◆ Aim ◆
Print every entry word for word, but omit the pictures.

* START *

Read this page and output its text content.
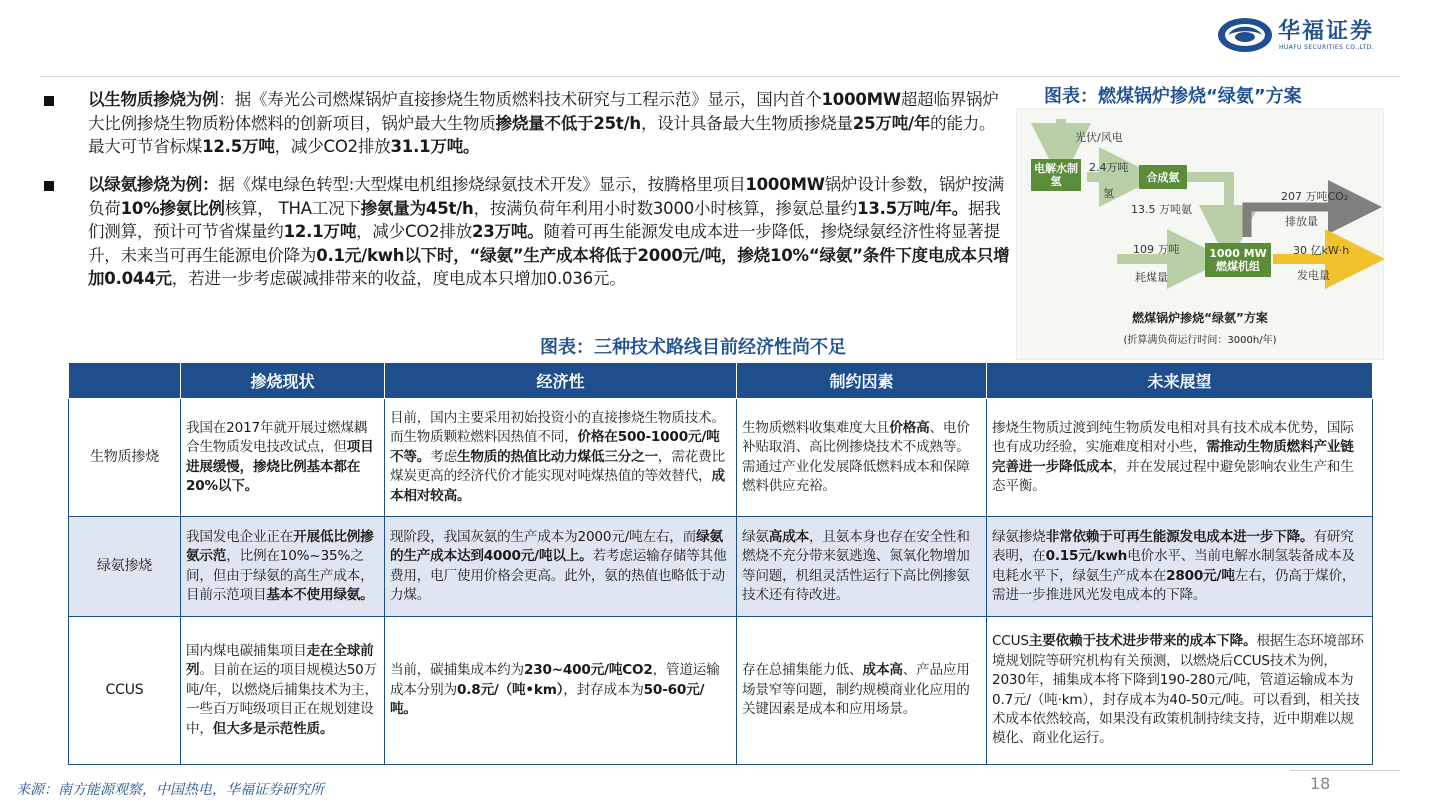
华福证券
HUAFU SECURITIES CO.,LTD.
以生物质掺烧为例：据《寿光公司燃煤锅炉直接掺烧生物质燃料技术研究与工程示范》显示，国内首个1000MW超超临界锅炉大比例掺烧生物质粉体燃料的创新项目，锅炉最大生物质掺烧量不低于25t/h，设计具备最大生物质掺烧量25万吨/年的能力。最大可节省标煤12.5万吨，减少CO2排放31.1万吨。
以绿氨掺烧为例：据《煤电绿色转型:大型煤电机组掺烧绿氨技术开发》显示，按腾格里项目1000MW锅炉设计参数，锅炉按满负荷10%掺氨比例核算， THA工况下掺氨量为45t/h，按满负荷年利用小时数3000小时核算，掺氨总量约13.5万吨/年。据我们测算，预计可节省煤量约12.1万吨，减少CO2排放23万吨。随着可再生能源发电成本进一步降低，掺烧绿氨经济性将显著提升，未来当可再生能源电价降为0.1元/kwh以下时，“绿氨”生产成本将低于2000元/吨，掺烧10%“绿氨”条件下度电成本只增加0.044元，若进一步考虑碳减排带来的收益，度电成本只增加0.036元。
图表：燃煤锅炉掺烧“绿氨”方案
光伏/风电
电解水制氢
2.4万吨
氢
合成氨
13.5 万吨氨
207 万吨CO₂
排放量
109 万吨
耗煤量
1000 MW燃煤机组
30 亿kW·h
发电量
燃煤锅炉掺烧“绿氨”方案
(折算满负荷运行时间：3000h/年)
图表：三种技术路线目前经济性尚不足
	掺烧现状	经济性	制约因素	未来展望
生物质掺烧	我国在2017年就开展过燃煤耦合生物质发电技改试点，但项目进展缓慢，掺烧比例基本都在20%以下。	目前，国内主要采用初始投资小的直接掺烧生物质技术。而生物质颗粒燃料因热值不同，价格在500-1000元/吨不等。考虑生物质的热值比动力煤低三分之一，需花费比煤炭更高的经济代价才能实现对吨煤热值的等效替代，成本相对较高。	生物质燃料收集难度大且价格高、电价补贴取消、高比例掺烧技术不成熟等。需通过产业化发展降低燃料成本和保障燃料供应充裕。	掺烧生物质过渡到纯生物质发电相对具有技术成本优势，国际也有成功经验，实施难度相对小些，需推动生物质燃料产业链完善进一步降低成本，并在发展过程中避免影响农业生产和生态平衡。
绿氨掺烧	我国发电企业正在开展低比例掺氨示范，比例在10%~35%之间，但由于绿氨的高生产成本，目前示范项目基本不使用绿氨。	现阶段，我国灰氨的生产成本为2000元/吨左右，而绿氨的生产成本达到4000元/吨以上。若考虑运输存储等其他费用，电厂使用价格会更高。此外，氨的热值也略低于动力煤。	绿氨高成本，且氨本身也存在安全性和燃烧不充分带来氨逃逸、氮氧化物增加等问题，机组灵活性运行下高比例掺氨技术还有待改进。	绿氨掺烧非常依赖于可再生能源发电成本进一步下降。有研究表明，在0.15元/kwh电价水平、当前电解水制氢装备成本及电耗水平下，绿氨生产成本在2800元/吨左右，仍高于煤价，需进一步推进风光发电成本的下降。
CCUS	国内煤电碳捕集项目走在全球前列。目前在运的项目规模达50万吨/年，以燃烧后捕集技术为主，一些百万吨级项目正在规划建设中，但大多是示范性质。	当前，碳捕集成本约为230~400元/吨CO2，管道运输成本分别为0.8元/（吨•km），封存成本为50-60元/吨。	存在总捕集能力低、成本高、产品应用场景窄等问题，制约规模商业化应用的关键因素是成本和应用场景。	CCUS主要依赖于技术进步带来的成本下降。根据生态环境部环境规划院等研究机构有关预测，以燃烧后CCUS技术为例，2030年，捕集成本将下降到190-280元/吨，管道运输成本为0.7元/（吨·km），封存成本为40-50元/吨。可以看到，相关技术成本依然较高，如果没有政策机制持续支持，近中期难以规模化、商业化运行。
来源：南方能源观察，中国热电，华福证券研究所	18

* END *

◆ Exercise output ◆
Read this page and output its text content.
华福证券
HUAFU SECURITIES CO.,LTD.
以生物质掺烧为例：据《寿光公司燃煤锅炉直接掺烧生物质燃料技术研究与工程示范》显示，国内首个1000MW超超临界锅炉大比例掺烧生物质粉体燃料的创新项目，锅炉最大生物质掺烧量不低于25t/h，设计具备最大生物质掺烧量25万吨/年的能力。最大可节省标煤12.5万吨，减少CO2排放31.1万吨。
以绿氨掺烧为例：据《煤电绿色转型:大型煤电机组掺烧绿氨技术开发》显示，按腾格里项目1000MW锅炉设计参数，锅炉按满负荷10%掺氨比例核算， THA工况下掺氨量为45t/h，按满负荷年利用小时数3000小时核算，掺氨总量约13.5万吨/年。据我们测算，预计可节省煤量约12.1万吨，减少CO2排放23万吨。随着可再生能源发电成本进一步降低，掺烧绿氨经济性将显著提升，未来当可再生能源电价降为0.1元/kwh以下时，“绿氨”生产成本将低于2000元/吨，掺烧10%“绿氨”条件下度电成本只增加0.044元，若进一步考虑碳减排带来的收益，度电成本只增加0.036元。
图表：燃煤锅炉掺烧“绿氨”方案
光伏/风电
电解水制氢
2.4万吨
氢
合成氨
13.5 万吨氨
207 万吨CO₂
排放量
109 万吨
耗煤量
1000 MW燃煤机组
30 亿kW·h
发电量
燃煤锅炉掺烧“绿氨”方案
(折算满负荷运行时间：3000h/年)
图表：三种技术路线目前经济性尚不足
	掺烧现状	经济性	制约因素	未来展望
生物质掺烧	我国在2017年就开展过燃煤耦合生物质发电技改试点，但项目进展缓慢，掺烧比例基本都在20%以下。	目前，国内主要采用初始投资小的直接掺烧生物质技术。而生物质颗粒燃料因热值不同，价格在500-1000元/吨不等。考虑生物质的热值比动力煤低三分之一，需花费比煤炭更高的经济代价才能实现对吨煤热值的等效替代，成本相对较高。	生物质燃料收集难度大且价格高、电价补贴取消、高比例掺烧技术不成熟等。需通过产业化发展降低燃料成本和保障燃料供应充裕。	掺烧生物质过渡到纯生物质发电相对具有技术成本优势，国际也有成功经验，实施难度相对小些，需推动生物质燃料产业链完善进一步降低成本，并在发展过程中避免影响农业生产和生态平衡。
绿氨掺烧	我国发电企业正在开展低比例掺氨示范，比例在10%~35%之间，但由于绿氨的高生产成本，目前示范项目基本不使用绿氨。	现阶段，我国灰氨的生产成本为2000元/吨左右，而绿氨的生产成本达到4000元/吨以上。若考虑运输存储等其他费用，电厂使用价格会更高。此外，氨的热值也略低于动力煤。	绿氨高成本，且氨本身也存在安全性和燃烧不充分带来氨逃逸、氮氧化物增加等问题，机组灵活性运行下高比例掺氨技术还有待改进。	绿氨掺烧非常依赖于可再生能源发电成本进一步下降。有研究表明，在0.15元/kwh电价水平、当前电解水制氢装备成本及电耗水平下，绿氨生产成本在2800元/吨左右，仍高于煤价，需进一步推进风光发电成本的下降。
CCUS	国内煤电碳捕集项目走在全球前列。目前在运的项目规模达50万吨/年，以燃烧后捕集技术为主，一些百万吨级项目正在规划建设中，但大多是示范性质。	当前，碳捕集成本约为230~400元/吨CO2，管道运输成本分别为0.8元/（吨•km），封存成本为50-60元/吨。	存在总捕集能力低、成本高、产品应用场景窄等问题，制约规模商业化应用的关键因素是成本和应用场景。	CCUS主要依赖于技术进步带来的成本下降。根据生态环境部环境规划院等研究机构有关预测，以燃烧后CCUS技术为例，2030年，捕集成本将下降到190-280元/吨，管道运输成本为0.7元/（吨·km），封存成本为40-50元/吨。可以看到，相关技术成本依然较高，如果没有政策机制持续支持，近中期难以规模化、商业化运行。
来源：南方能源观察，中国热电，华福证券研究所	18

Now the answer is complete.